THE PROBLEM. Would you extract the whole listing below and retype it exactly?

EXTRACTED RECORDS.

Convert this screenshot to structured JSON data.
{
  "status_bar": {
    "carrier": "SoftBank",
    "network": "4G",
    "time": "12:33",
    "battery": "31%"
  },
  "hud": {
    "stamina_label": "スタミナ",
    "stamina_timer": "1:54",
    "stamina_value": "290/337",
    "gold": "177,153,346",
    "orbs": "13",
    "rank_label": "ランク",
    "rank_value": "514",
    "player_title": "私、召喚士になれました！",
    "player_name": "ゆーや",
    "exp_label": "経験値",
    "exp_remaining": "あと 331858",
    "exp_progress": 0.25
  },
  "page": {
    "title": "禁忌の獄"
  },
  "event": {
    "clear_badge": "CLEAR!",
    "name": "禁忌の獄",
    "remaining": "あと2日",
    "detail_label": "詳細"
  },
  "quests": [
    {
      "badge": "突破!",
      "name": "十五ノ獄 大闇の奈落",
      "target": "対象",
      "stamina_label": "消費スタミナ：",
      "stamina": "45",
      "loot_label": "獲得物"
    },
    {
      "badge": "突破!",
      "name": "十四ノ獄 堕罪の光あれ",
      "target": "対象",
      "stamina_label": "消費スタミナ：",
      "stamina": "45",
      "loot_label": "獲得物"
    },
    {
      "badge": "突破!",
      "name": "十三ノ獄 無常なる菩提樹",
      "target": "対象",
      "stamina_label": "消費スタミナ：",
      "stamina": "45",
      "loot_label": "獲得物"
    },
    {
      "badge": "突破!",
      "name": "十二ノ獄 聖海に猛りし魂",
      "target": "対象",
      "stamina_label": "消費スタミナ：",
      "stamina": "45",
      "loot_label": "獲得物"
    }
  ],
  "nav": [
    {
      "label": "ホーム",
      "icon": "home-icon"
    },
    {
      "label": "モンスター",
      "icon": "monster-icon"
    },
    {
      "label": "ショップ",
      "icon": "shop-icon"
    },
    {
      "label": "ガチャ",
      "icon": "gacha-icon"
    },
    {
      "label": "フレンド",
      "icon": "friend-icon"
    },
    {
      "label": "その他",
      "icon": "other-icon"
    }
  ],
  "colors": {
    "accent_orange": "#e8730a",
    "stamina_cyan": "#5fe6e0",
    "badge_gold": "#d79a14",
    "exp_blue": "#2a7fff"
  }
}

TASK RESULT.
Convert this screenshot to structured JSON data.
{
  "status_bar": {
    "carrier": "SoftBank",
    "network": "4G",
    "time": "12:33",
    "battery": "31%"
  },
  "hud": {
    "stamina_label": "スタミナ",
    "stamina_timer": "1:54",
    "stamina_value": "290/337",
    "gold": "177,153,346",
    "orbs": "13",
    "rank_label": "ランク",
    "rank_value": "514",
    "player_title": "私、召喚士になれました！",
    "player_name": "ゆーや",
    "exp_label": "経験値",
    "exp_remaining": "あと 331858",
    "exp_progress": 0.25
  },
  "page": {
    "title": "禁忌の獄"
  },
  "event": {
    "clear_badge": "CLEAR!",
    "name": "禁忌の獄",
    "remaining": "あと2日",
    "detail_label": "詳細"
  },
  "quests": [
    {
      "badge": "突破!",
      "name": "十五ノ獄 大闇の奈落",
      "target": "対象",
      "stamina_label": "消費スタミナ：",
      "stamina": "45",
      "loot_label": "獲得物"
    },
    {
      "badge": "突破!",
      "name": "十四ノ獄 堕罪の光あれ",
      "target": "対象",
      "stamina_label": "消費スタミナ：",
      "stamina": "45",
      "loot_label": "獲得物"
    },
    {
      "badge": "突破!",
      "name": "十三ノ獄 無常なる菩提樹",
      "target": "対象",
      "stamina_label": "消費スタミナ：",
      "stamina": "45",
      "loot_label": "獲得物"
    },
    {
      "badge": "突破!",
      "name": "十二ノ獄 聖海に猛りし魂",
      "target": "対象",
      "stamina_label": "消費スタミナ：",
      "stamina": "45",
      "loot_label": "獲得物"
    }
  ],
  "nav": [
    {
      "label": "ホーム",
      "icon": "home-icon"
    },
    {
      "label": "モンスター",
      "icon": "monster-icon"
    },
    {
      "label": "ショップ",
      "icon": "shop-icon"
    },
    {
      "label": "ガチャ",
      "icon": "gacha-icon"
    },
    {
      "label": "フレンド",
      "icon": "friend-icon"
    },
    {
      "label": "その他",
      "icon": "other-icon"
    }
  ],
  "colors": {
    "accent_orange": "#e8730a",
    "stamina_cyan": "#5fe6e0",
    "badge_gold": "#d79a14",
    "exp_blue": "#2a7fff"
  }
}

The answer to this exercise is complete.